Restate all of the data exactly.
========================================================================
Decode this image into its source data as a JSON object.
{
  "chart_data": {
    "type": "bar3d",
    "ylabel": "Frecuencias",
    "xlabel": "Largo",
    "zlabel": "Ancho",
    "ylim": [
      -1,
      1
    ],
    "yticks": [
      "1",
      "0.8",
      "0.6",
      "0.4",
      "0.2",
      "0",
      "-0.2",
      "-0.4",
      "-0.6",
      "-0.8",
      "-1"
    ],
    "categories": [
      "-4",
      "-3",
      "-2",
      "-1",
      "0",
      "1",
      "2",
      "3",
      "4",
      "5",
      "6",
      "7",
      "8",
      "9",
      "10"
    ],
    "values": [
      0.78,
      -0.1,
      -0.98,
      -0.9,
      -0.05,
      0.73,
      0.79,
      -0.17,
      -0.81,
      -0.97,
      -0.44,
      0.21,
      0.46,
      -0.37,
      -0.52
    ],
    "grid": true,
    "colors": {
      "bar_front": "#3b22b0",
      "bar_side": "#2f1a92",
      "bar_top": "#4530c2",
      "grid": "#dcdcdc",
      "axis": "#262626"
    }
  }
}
========================================================================
Solution to this exercise
Decode this image into its source data as a JSON object.
{
  "chart_data": {
    "type": "bar3d",
    "ylabel": "Frecuencias",
    "xlabel": "Largo",
    "zlabel": "Ancho",
    "ylim": [
      -1,
      1
    ],
    "yticks": [
      "1",
      "0.8",
      "0.6",
      "0.4",
      "0.2",
      "0",
      "-0.2",
      "-0.4",
      "-0.6",
      "-0.8",
      "-1"
    ],
    "categories": [
      "-4",
      "-3",
      "-2",
      "-1",
      "0",
      "1",
      "2",
      "3",
      "4",
      "5",
      "6",
      "7",
      "8",
      "9",
      "10"
    ],
    "values": [
      0.78,
      -0.1,
      -0.98,
      -0.9,
      -0.05,
      0.73,
      0.79,
      -0.17,
      -0.81,
      -0.97,
      -0.44,
      0.21,
      0.46,
      -0.37,
      -0.52
    ],
    "grid": true,
    "colors": {
      "bar_front": "#3b22b0",
      "bar_side": "#2f1a92",
      "bar_top": "#4530c2",
      "grid": "#dcdcdc",
      "axis": "#262626"
    }
  }
}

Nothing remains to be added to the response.